Available records:
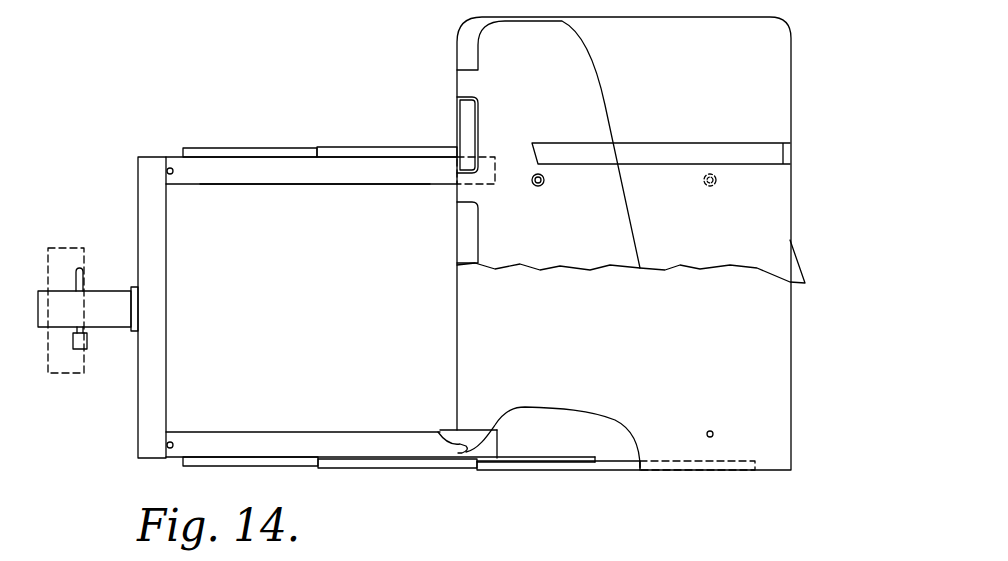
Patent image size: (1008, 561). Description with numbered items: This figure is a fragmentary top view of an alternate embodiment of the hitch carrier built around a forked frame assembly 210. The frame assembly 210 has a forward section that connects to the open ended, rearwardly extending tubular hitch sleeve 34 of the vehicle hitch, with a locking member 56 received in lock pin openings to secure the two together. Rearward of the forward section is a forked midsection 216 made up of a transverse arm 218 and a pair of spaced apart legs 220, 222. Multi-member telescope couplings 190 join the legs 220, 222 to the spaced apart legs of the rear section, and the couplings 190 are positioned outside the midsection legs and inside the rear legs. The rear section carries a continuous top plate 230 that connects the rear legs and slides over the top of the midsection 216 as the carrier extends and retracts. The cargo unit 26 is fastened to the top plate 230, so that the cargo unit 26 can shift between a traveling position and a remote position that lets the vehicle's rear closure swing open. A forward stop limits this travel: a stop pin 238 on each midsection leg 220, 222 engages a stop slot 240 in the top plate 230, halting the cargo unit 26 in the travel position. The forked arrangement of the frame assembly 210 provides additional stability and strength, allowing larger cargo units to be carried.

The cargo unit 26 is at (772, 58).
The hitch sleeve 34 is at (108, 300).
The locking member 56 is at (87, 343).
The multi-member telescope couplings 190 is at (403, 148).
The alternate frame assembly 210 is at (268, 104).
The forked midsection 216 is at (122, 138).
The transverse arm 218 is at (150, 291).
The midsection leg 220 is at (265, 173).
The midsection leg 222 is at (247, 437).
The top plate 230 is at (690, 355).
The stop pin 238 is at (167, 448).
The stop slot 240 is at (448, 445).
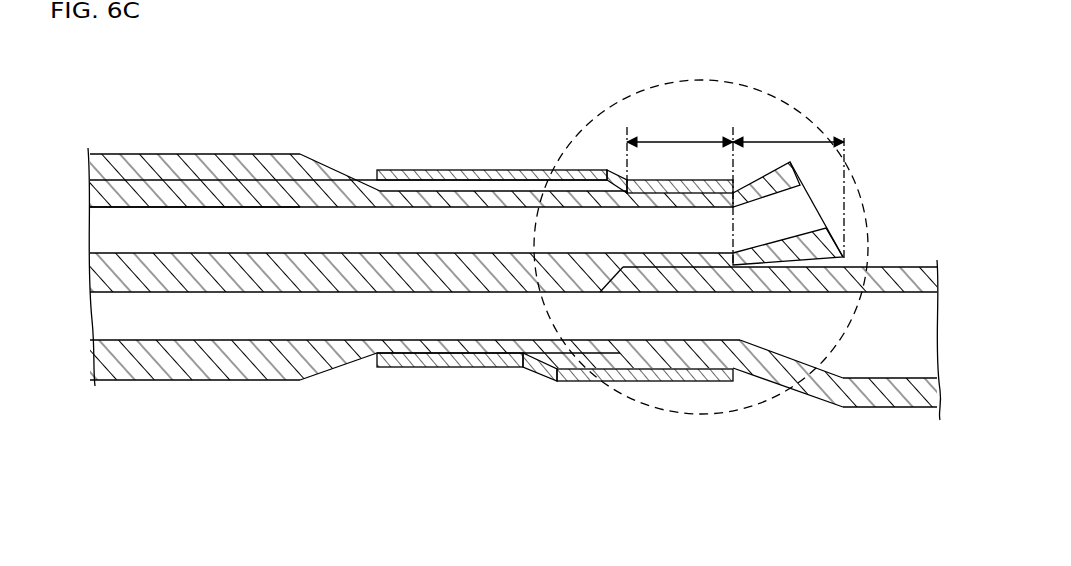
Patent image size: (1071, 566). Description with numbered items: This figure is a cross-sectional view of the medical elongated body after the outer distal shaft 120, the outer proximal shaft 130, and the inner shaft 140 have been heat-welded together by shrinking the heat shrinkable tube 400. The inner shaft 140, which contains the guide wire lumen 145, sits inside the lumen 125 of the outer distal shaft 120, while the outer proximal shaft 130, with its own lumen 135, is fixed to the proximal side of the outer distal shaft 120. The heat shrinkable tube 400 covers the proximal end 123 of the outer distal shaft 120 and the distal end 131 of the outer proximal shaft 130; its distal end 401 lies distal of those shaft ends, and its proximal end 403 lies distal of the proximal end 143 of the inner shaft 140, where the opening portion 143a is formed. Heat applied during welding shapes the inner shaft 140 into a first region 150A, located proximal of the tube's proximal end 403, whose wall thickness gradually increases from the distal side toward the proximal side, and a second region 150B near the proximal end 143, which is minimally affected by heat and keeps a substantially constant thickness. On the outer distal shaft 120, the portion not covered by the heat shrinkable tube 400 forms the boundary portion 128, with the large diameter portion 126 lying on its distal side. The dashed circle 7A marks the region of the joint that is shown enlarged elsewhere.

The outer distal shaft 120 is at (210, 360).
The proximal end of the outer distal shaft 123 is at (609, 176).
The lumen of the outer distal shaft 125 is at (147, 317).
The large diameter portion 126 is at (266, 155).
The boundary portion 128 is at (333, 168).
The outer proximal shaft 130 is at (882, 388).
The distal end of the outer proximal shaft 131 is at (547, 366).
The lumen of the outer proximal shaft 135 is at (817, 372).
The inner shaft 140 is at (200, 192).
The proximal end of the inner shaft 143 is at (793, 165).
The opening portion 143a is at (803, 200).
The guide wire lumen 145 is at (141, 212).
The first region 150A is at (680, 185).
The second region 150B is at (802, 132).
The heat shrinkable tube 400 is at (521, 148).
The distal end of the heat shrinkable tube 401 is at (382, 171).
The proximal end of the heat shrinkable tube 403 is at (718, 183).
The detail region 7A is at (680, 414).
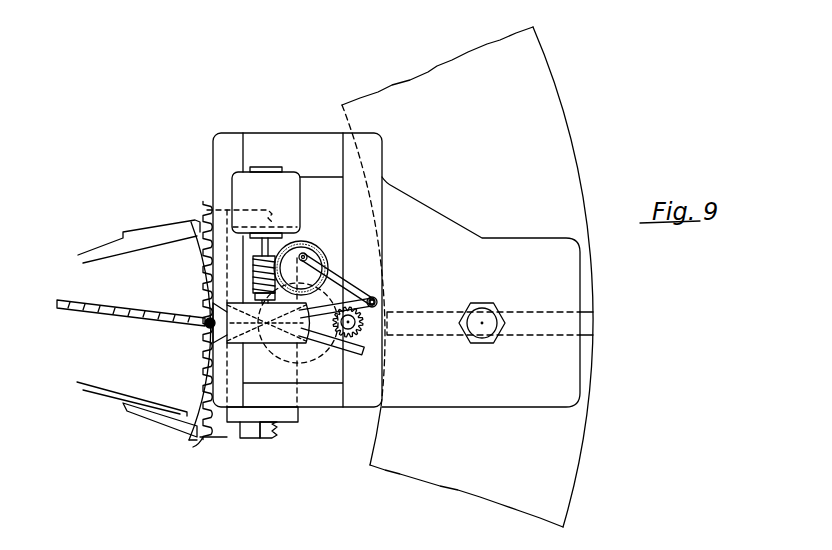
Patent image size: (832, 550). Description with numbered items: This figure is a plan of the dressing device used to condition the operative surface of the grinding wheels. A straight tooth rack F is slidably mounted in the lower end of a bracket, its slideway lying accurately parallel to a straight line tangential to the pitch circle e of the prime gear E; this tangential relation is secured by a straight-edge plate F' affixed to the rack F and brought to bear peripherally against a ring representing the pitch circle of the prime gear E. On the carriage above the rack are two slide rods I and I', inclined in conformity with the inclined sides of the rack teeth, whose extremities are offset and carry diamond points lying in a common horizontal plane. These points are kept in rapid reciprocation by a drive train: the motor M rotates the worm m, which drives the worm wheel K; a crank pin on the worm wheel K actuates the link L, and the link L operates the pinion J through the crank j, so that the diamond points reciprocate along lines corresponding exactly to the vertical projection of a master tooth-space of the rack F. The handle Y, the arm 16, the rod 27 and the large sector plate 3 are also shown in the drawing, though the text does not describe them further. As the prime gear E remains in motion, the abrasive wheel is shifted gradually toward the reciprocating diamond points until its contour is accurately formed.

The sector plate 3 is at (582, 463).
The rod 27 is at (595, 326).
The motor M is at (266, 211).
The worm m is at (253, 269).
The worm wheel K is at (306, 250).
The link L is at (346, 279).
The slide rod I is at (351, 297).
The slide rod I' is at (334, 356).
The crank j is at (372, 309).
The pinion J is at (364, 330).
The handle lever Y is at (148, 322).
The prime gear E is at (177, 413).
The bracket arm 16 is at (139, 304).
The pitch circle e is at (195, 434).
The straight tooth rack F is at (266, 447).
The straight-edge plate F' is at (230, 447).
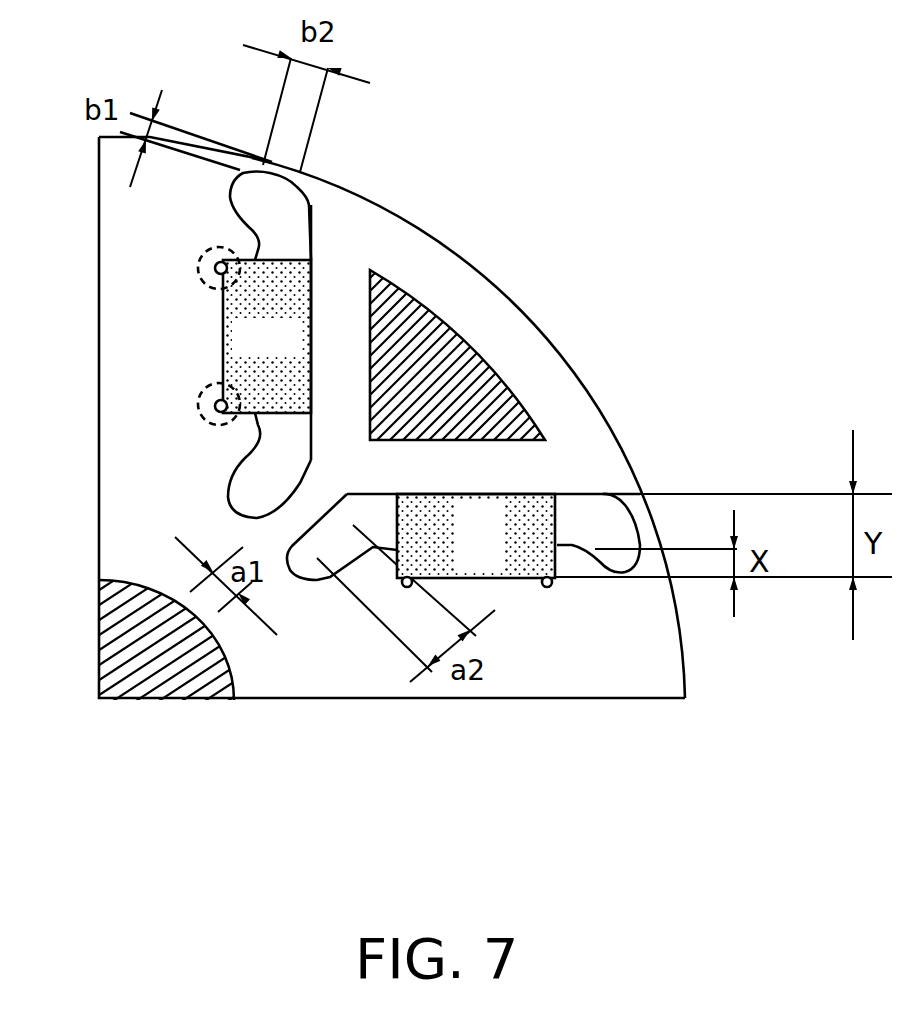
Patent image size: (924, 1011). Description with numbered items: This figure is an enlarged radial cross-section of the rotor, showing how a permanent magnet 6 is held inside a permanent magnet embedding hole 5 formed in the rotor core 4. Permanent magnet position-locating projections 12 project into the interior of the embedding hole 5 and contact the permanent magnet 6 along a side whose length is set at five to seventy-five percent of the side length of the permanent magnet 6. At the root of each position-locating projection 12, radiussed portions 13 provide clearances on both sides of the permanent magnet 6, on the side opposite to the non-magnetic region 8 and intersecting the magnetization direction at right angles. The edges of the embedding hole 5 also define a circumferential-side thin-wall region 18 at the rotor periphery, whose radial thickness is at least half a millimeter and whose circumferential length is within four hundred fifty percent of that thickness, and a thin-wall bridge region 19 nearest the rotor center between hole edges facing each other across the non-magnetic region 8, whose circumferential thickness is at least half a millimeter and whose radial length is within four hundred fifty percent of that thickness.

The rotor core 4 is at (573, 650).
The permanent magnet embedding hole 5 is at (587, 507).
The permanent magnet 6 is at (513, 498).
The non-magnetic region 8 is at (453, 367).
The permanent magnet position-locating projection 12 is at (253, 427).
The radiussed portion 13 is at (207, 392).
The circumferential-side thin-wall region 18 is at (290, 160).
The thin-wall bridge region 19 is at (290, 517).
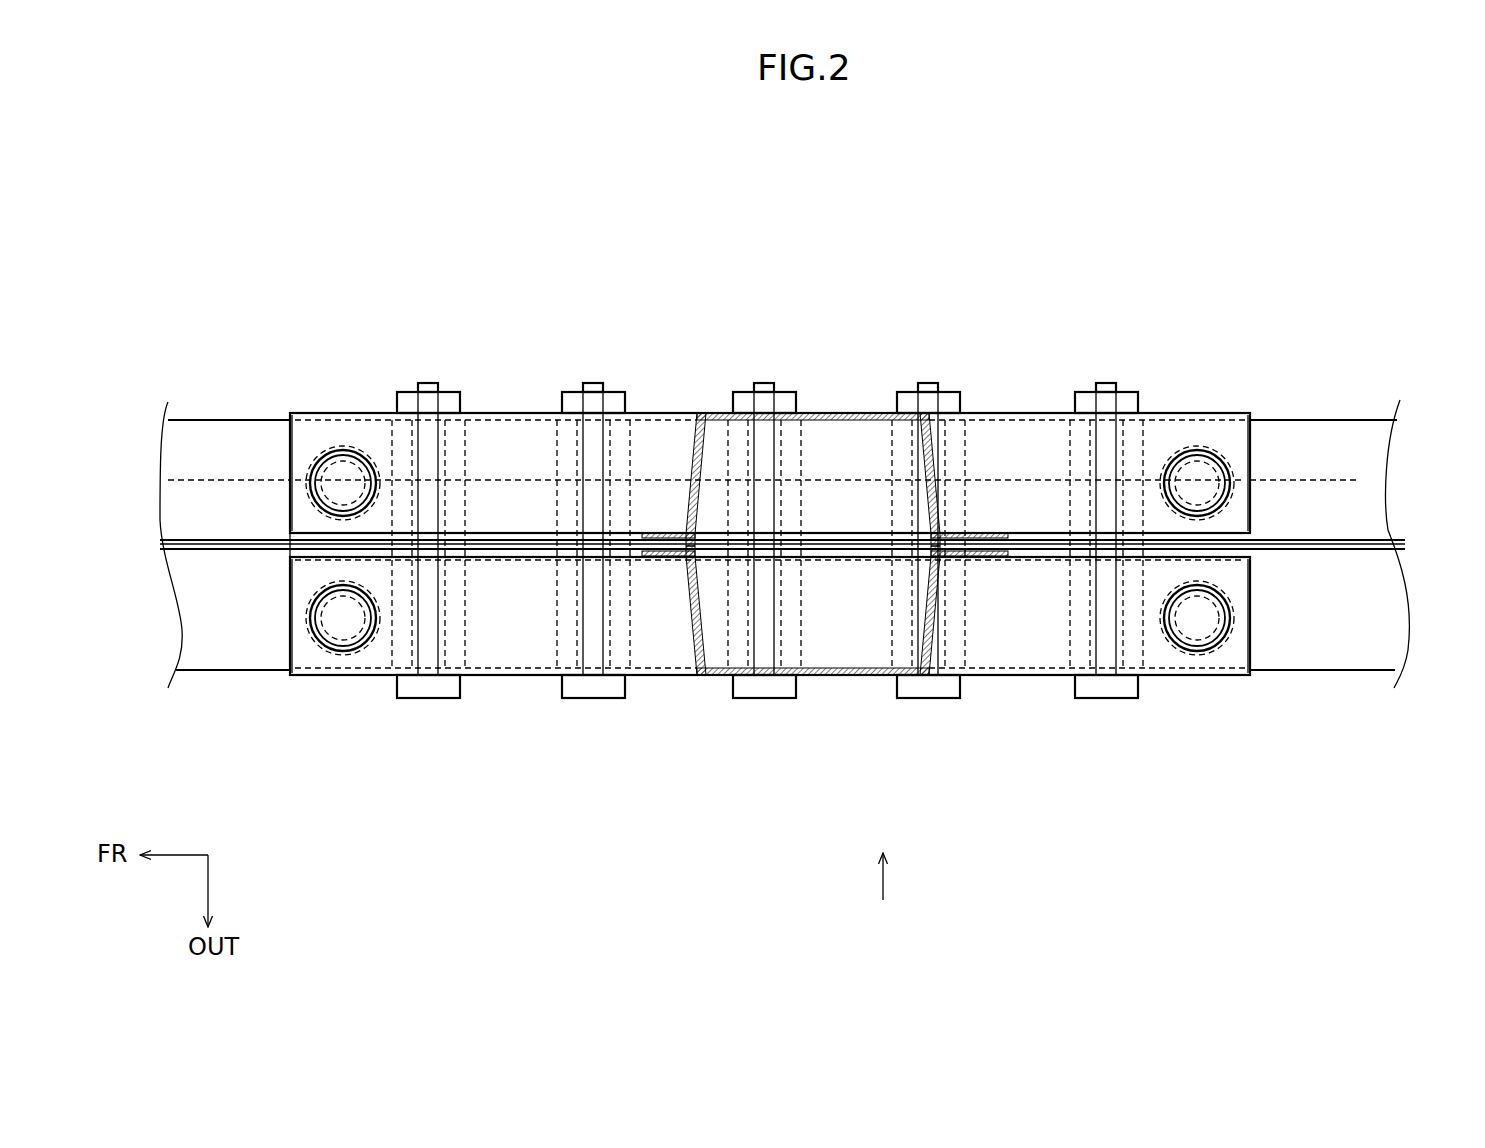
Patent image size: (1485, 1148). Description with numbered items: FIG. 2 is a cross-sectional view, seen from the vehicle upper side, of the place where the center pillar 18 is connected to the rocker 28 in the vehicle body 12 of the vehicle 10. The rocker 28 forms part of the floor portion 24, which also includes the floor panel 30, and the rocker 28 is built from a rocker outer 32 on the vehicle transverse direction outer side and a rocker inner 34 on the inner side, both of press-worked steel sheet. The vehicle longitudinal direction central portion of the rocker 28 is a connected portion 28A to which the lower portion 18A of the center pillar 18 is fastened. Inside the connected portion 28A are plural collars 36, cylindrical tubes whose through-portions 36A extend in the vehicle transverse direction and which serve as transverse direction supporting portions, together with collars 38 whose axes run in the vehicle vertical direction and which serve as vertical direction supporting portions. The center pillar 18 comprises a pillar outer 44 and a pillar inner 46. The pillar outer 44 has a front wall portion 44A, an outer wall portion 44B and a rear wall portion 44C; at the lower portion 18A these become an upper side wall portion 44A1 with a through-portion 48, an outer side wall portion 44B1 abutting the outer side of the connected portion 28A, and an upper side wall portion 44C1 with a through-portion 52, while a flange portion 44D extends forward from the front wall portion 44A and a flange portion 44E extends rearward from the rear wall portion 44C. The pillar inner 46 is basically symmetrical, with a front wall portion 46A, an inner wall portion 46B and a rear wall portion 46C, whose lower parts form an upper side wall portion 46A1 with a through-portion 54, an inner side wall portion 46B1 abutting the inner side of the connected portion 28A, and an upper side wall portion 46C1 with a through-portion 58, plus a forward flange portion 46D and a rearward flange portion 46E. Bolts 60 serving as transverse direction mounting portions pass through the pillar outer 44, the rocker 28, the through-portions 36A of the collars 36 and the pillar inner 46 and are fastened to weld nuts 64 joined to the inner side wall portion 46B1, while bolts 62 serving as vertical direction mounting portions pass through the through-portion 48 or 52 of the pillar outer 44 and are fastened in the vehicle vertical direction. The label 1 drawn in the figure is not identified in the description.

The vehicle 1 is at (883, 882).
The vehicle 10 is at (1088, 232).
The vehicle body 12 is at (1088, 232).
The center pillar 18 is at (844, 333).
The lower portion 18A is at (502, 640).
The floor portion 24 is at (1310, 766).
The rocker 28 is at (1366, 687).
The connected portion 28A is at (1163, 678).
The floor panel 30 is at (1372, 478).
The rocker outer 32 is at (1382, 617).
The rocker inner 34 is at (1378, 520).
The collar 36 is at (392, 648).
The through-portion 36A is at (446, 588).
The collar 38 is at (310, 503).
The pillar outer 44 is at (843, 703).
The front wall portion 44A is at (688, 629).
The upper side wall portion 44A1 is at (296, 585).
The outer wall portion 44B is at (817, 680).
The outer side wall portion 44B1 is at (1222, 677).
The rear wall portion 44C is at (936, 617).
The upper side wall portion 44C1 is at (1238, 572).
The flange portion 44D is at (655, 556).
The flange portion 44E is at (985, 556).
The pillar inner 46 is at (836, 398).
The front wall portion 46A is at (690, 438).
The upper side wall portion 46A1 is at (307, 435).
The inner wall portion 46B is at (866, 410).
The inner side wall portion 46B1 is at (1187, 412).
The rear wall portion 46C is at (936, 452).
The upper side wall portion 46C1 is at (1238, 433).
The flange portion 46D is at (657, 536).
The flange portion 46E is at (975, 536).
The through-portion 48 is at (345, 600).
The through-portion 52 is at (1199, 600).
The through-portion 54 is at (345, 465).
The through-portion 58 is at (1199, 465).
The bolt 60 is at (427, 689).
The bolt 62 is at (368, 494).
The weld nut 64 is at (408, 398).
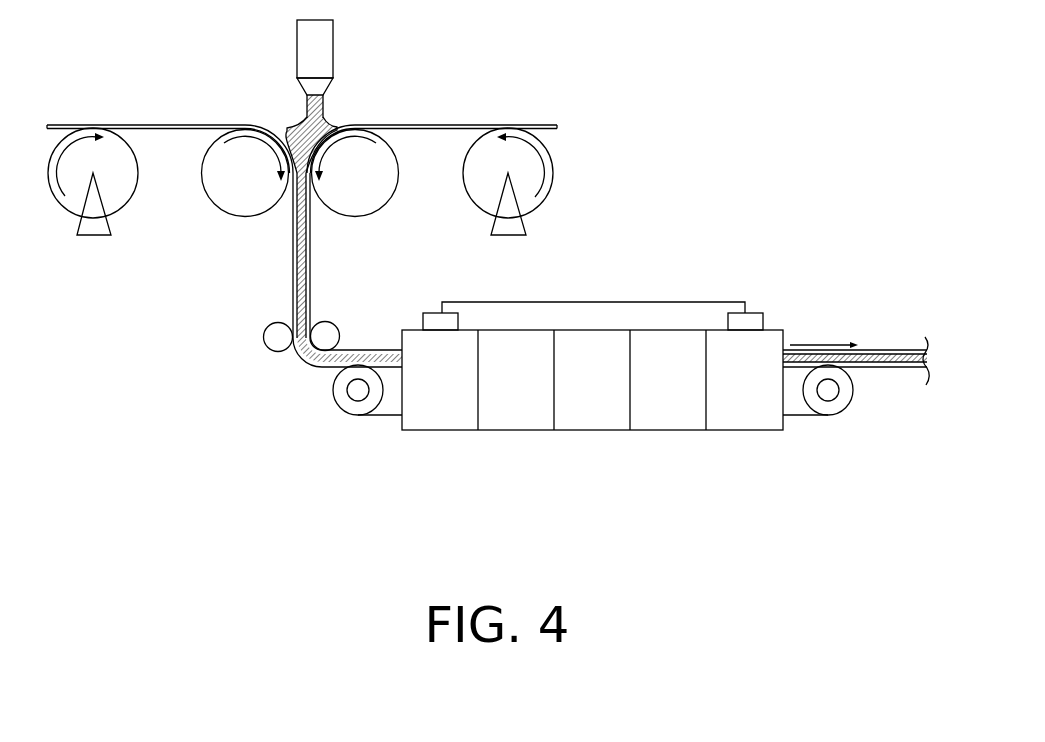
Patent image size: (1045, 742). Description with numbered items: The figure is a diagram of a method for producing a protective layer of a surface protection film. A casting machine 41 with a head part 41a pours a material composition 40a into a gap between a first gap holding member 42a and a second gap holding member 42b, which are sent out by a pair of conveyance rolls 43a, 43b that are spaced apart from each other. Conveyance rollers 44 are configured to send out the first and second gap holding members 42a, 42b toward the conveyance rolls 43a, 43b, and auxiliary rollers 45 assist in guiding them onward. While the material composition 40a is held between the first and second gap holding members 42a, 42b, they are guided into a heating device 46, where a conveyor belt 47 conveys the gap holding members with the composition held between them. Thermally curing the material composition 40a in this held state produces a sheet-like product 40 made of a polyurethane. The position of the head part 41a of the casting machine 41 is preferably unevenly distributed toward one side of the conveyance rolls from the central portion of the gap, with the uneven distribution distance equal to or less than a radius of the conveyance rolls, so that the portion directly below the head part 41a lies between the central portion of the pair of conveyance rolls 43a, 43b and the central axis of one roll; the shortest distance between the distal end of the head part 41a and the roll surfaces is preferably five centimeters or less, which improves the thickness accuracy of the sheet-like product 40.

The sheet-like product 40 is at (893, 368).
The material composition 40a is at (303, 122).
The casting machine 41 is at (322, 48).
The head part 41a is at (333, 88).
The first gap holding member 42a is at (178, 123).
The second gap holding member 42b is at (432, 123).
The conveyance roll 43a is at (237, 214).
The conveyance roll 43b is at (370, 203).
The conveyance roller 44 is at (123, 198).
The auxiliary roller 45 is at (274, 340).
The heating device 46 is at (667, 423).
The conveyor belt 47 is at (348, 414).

Instructions to follow:
Swap "grinding wheels" for "abrasive wheels" in the lines between the one holding "Patent image size: (832, 550)." and the one holding "The straight-edge plate F' is at (230, 447).", inclusive. Give back only those lines, with nothing else altered.

Result of this task:
Patent image size: (832, 550). Description with numbered items: This figure is a plan of the dressing device used to condition the operative surface of the abrasive wheels. A straight tooth rack F is slidably mounted in the lower end of a bracket, its slideway lying accurately parallel to a straight line tangential to the pitch circle e of the prime gear E; this tangential relation is secured by a straight-edge plate F' affixed to the rack F and brought to bear peripherally against a ring representing the pitch circle of the prime gear E. On the carriage above the rack are two slide rods I and I', inclined in conformity with the inclined sides of the rack teeth, whose extremities are offset and carry diamond points lying in a common horizontal plane. These points are kept in rapid reciprocation by a drive train: the motor M rotates the worm m, which drives the worm wheel K; a crank pin on the worm wheel K actuates the link L, and the link L operates the pinion J through the crank j, so that the diamond points reciprocate along lines corresponding exactly to the vertical projection of a master tooth-space of the rack F. The handle Y, the arm 16, the rod 27 and the large sector plate 3 are also shown in the drawing, though the text does not describe them further. As the prime gear E remains in motion, the abrasive wheel is shifted gradually toward the reciprocating diamond points until its contour is accurately formed.

The sector plate 3 is at (582, 463).
The rod 27 is at (595, 326).
The motor M is at (266, 211).
The worm m is at (253, 269).
The worm wheel K is at (306, 250).
The link L is at (346, 279).
The slide rod I is at (351, 297).
The slide rod I' is at (334, 356).
The crank j is at (372, 309).
The pinion J is at (364, 330).
The handle lever Y is at (148, 322).
The prime gear E is at (177, 413).
The bracket arm 16 is at (139, 304).
The pitch circle e is at (195, 434).
The straight tooth rack F is at (266, 447).
The straight-edge plate F' is at (230, 447).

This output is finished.